- Data to process
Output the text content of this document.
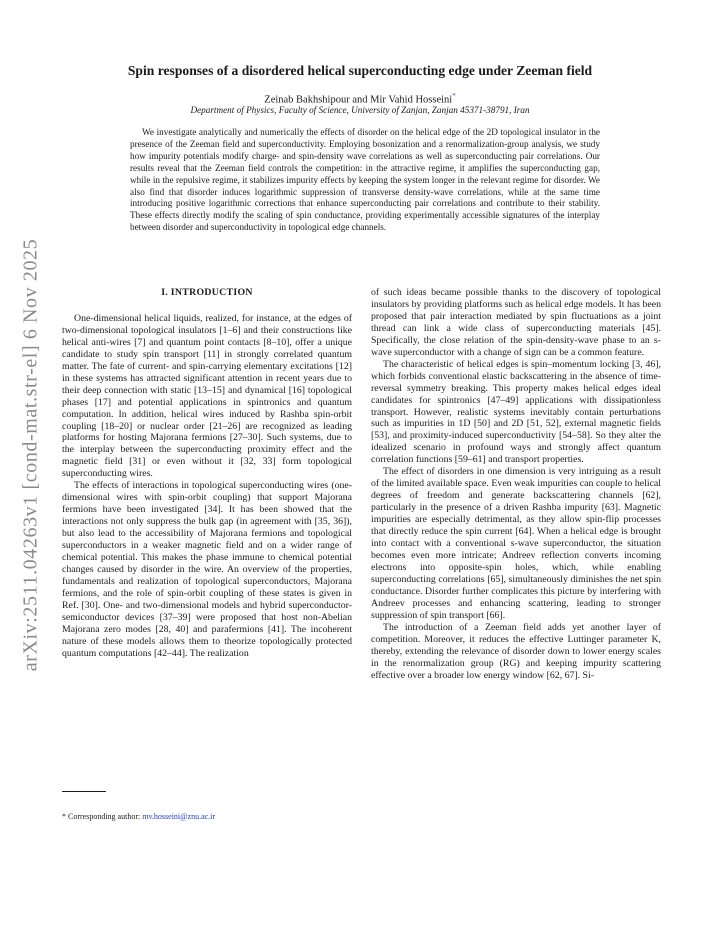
arXiv:2511.04263v1 [cond-mat.str-el] 6 Nov 2025
Spin responses of a disordered helical superconducting edge under Zeeman field
Zeinab Bakhshipour and Mir Vahid Hosseini*
Department of Physics, Faculty of Science, University of Zanjan, Zanjan 45371-38791, Iran
We investigate analytically and numerically the effects of disorder on the helical edge of the 2D topological insulator in the presence of the Zeeman field and superconductivity. Employing bosonization and a renormalization-group analysis, we study how impurity potentials modify charge- and spin-density wave correlations as well as superconducting pair correlations. Our results reveal that the Zeeman field controls the competition: in the attractive regime, it amplifies the superconducting gap, while in the repulsive regime, it stabilizes impurity effects by keeping the system longer in the relevant regime for disorder. We also find that disorder induces logarithmic suppression of transverse density-wave correlations, while at the same time introducing positive logarithmic corrections that enhance superconducting pair correlations and contribute to their stability. These effects directly modify the scaling of spin conductance, providing experimentally accessible signatures of the interplay between disorder and superconductivity in topological edge channels.
I. INTRODUCTION

One-dimensional helical liquids, realized, for instance, at the edges of two-dimensional topological insulators [1–6] and their constructions like helical anti-wires [7] and quantum point contacts [8–10], offer a unique candidate to study spin transport [11] in strongly correlated quantum matter. The fate of current- and spin-carrying elementary excitations [12] in these systems has attracted significant attention in recent years due to their deep connection with static [13–15] and dynamical [16] topological phases [17] and potential applications in spintronics and quantum computation. In addition, helical wires induced by Rashba spin-orbit coupling [18–20] or nuclear order [21–26] are recognized as leading platforms for hosting Majorana fermions [27–30]. Such systems, due to the interplay between the superconducting proximity effect and the magnetic field [31] or even without it [32, 33] form topological superconducting wires.

The effects of interactions in topological superconducting wires (one-dimensional wires with spin-orbit coupling) that support Majorana fermions have been investigated [34]. It has been showed that the interactions not only suppress the bulk gap (in agreement with [35, 36]), but also lead to the accessibility of Majorana fermions and topological superconductors in a weaker magnetic field and on a wider range of chemical potential. This makes the phase immune to chemical potential changes caused by disorder in the wire. An overview of the properties, fundamentals and realization of topological superconductors, Majorana fermions, and the role of spin-orbit coupling of these states is given in Ref. [30]. One- and two-dimensional models and hybrid superconductor-semiconductor devices [37–39] were proposed that host non-Abelian Majorana zero modes [28, 40] and parafermions [41]. The incoherent nature of these models allows them to theorize topologically protected quantum computations [42–44]. The realization

of such ideas became possible thanks to the discovery of topological insulators by providing platforms such as helical edge models. It has been proposed that pair interaction mediated by spin fluctuations as a joint thread can link a wide class of superconducting materials [45]. Specifically, the close relation of the spin-density-wave phase to an s-wave superconductor with a change of sign can be a common feature.

The characteristic of helical edges is spin–momentum locking [3, 46], which forbids conventional elastic backscattering in the absence of time-reversal symmetry breaking. This property makes helical edges ideal candidates for spintronics [47–49] applications with dissipationless transport. However, realistic systems inevitably contain perturbations such as impurities in 1D [50] and 2D [51, 52], external magnetic fields [53], and proximity-induced superconductivity [54–58]. So they alter the idealized scenario in profound ways and strongly affect quantum correlation functions [59–61] and transport properties.

The effect of disorders in one dimension is very intriguing as a result of the limited available space. Even weak impurities can couple to helical degrees of freedom and generate backscattering channels [62], particularly in the presence of a driven Rashba impurity [63]. Magnetic impurities are especially detrimental, as they allow spin-flip processes that directly reduce the spin current [64]. When a helical edge is brought into contact with a conventional s-wave superconductor, the situation becomes even more intricate; Andreev reflection converts incoming electrons into opposite-spin holes, which, while enabling superconducting correlations [65], simultaneously diminishes the net spin conductance. Disorder further complicates this picture by interfering with Andreev processes and enhancing scattering, leading to stronger suppression of spin transport [66].

The introduction of a Zeeman field adds yet another layer of competition. Moreover, it reduces the effective Luttinger parameter K, thereby, extending the relevance of disorder down to lower energy scales in the renormalization group (RG) and keeping impurity scattering effective over a broader low energy window [62, 67]. Si-

* Corresponding author: mv.hosseini@znu.ac.ir
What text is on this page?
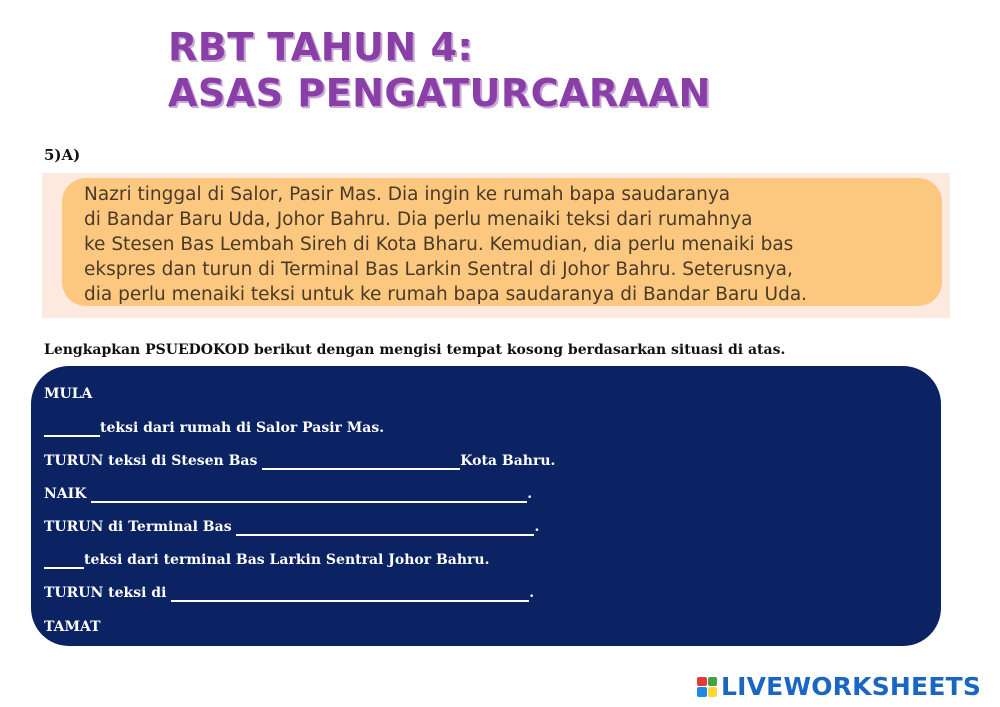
RBT TAHUN 4:
ASAS PENGATURCARAAN
5)A)
Nazri tinggal di Salor, Pasir Mas. Dia ingin ke rumah bapa saudaranya
di Bandar Baru Uda, Johor Bahru. Dia perlu menaiki teksi dari rumahnya
ke Stesen Bas Lembah Sireh di Kota Bharu. Kemudian, dia perlu menaiki bas
ekspres dan turun di Terminal Bas Larkin Sentral di Johor Bahru. Seterusnya,
dia perlu menaiki teksi untuk ke rumah bapa saudaranya di Bandar Baru Uda.
Lengkapkan PSUEDOKOD berikut dengan mengisi tempat kosong berdasarkan situasi di atas.
MULA
teksi dari rumah di Salor Pasir Mas.
TURUN teksi di Stesen Bas	Kota Bahru.
NAIK	.
TURUN di Terminal Bas	.
teksi dari terminal Bas Larkin Sentral Johor Bahru.
TURUN teksi di	.
TAMAT
LIVEWORKSHEETS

- Objective
Leaving out every picture, transcribe exactly the lines from the line that contains "What text is on this page?" through the final line of the entries above.

- Solved exercise
What text is on this page?
RBT TAHUN 4:
ASAS PENGATURCARAAN
5)A)
Nazri tinggal di Salor, Pasir Mas. Dia ingin ke rumah bapa saudaranya
di Bandar Baru Uda, Johor Bahru. Dia perlu menaiki teksi dari rumahnya
ke Stesen Bas Lembah Sireh di Kota Bharu. Kemudian, dia perlu menaiki bas
ekspres dan turun di Terminal Bas Larkin Sentral di Johor Bahru. Seterusnya,
dia perlu menaiki teksi untuk ke rumah bapa saudaranya di Bandar Baru Uda.
Lengkapkan PSUEDOKOD berikut dengan mengisi tempat kosong berdasarkan situasi di atas.
MULA
teksi dari rumah di Salor Pasir Mas.
TURUN teksi di Stesen Bas	Kota Bahru.
NAIK	.
TURUN di Terminal Bas	.
teksi dari terminal Bas Larkin Sentral Johor Bahru.
TURUN teksi di	.
TAMAT
LIVEWORKSHEETS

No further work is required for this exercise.